▶ **Directive**
Locate every line in the material below that has the word "splendor". Copy each of those lines.
─── Data rows
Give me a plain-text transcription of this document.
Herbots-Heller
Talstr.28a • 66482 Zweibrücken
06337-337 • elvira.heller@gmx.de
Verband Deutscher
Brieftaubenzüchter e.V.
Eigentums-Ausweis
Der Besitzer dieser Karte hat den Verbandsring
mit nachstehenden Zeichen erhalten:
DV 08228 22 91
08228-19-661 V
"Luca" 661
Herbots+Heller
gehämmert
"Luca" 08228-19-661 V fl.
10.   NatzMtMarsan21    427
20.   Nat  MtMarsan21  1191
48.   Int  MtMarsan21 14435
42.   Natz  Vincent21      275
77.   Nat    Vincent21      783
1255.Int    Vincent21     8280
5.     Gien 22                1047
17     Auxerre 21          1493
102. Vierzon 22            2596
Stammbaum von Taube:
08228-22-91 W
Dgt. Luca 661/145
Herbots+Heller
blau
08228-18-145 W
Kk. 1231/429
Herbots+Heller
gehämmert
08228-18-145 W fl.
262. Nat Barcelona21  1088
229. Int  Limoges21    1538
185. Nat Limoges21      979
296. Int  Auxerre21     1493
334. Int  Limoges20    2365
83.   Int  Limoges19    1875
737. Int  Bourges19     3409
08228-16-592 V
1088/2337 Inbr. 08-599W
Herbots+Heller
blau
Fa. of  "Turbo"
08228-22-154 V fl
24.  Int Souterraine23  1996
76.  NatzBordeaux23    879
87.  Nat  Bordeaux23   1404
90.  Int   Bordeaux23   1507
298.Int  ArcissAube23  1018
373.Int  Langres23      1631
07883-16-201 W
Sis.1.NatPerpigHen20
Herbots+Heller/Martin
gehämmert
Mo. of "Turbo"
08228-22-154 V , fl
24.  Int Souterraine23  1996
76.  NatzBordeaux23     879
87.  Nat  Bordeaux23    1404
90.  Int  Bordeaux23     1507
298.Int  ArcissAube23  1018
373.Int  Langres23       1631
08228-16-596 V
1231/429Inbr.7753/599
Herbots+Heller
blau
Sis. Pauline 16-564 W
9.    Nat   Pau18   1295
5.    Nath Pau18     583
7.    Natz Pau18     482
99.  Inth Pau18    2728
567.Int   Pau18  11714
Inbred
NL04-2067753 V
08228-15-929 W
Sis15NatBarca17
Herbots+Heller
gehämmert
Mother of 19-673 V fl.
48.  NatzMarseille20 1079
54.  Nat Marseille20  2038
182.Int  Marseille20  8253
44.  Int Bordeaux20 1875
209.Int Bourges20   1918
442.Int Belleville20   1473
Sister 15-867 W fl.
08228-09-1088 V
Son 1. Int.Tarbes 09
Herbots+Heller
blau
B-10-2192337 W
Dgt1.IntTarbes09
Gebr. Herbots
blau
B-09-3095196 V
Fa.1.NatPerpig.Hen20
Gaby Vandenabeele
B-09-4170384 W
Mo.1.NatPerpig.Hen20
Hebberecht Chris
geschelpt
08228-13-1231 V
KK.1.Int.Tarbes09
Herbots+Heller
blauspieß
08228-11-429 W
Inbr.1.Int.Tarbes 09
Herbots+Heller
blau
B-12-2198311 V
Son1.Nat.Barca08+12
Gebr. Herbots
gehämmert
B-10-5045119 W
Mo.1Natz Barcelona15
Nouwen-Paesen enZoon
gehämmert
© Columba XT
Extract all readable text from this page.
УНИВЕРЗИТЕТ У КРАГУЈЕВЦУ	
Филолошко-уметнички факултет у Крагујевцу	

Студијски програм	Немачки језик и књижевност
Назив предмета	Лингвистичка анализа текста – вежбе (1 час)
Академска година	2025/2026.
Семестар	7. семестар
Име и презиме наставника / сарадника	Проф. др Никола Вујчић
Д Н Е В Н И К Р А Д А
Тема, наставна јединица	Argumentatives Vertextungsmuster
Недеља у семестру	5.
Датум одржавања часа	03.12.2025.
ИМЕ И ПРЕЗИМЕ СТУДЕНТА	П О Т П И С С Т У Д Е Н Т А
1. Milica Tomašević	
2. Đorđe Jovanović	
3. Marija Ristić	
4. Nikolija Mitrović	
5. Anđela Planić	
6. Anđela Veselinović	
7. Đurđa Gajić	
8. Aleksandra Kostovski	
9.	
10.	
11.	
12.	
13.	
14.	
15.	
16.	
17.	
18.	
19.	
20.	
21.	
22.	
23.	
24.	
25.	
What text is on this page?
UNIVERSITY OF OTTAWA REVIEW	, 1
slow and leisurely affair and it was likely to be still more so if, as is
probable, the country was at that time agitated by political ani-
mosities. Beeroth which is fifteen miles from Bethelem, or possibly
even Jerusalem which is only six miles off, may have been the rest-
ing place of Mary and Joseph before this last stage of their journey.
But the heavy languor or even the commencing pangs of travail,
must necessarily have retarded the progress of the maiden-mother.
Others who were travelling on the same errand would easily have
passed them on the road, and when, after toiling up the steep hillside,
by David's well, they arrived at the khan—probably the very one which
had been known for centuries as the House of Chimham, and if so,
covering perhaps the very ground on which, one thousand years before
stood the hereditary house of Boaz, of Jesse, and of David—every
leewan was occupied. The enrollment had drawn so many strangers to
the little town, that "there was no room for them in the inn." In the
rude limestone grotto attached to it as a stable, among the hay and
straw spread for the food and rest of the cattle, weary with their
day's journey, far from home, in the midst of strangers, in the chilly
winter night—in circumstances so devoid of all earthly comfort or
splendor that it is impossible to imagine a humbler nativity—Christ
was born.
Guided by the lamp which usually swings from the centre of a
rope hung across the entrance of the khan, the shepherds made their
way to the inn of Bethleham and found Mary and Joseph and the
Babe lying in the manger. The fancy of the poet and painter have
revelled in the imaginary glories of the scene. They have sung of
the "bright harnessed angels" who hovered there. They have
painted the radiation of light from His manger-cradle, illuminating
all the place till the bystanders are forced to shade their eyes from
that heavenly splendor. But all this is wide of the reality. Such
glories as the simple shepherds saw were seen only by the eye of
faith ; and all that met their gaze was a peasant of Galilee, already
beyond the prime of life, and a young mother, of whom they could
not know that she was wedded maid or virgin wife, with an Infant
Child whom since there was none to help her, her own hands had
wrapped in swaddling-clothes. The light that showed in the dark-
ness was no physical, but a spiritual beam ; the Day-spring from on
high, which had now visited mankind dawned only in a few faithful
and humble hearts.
──────
▶ **Exercise response**
splendor that it is impossible to imagine a humbler nativity—Christ
that heavenly splendor. But all this is wide of the reality. Such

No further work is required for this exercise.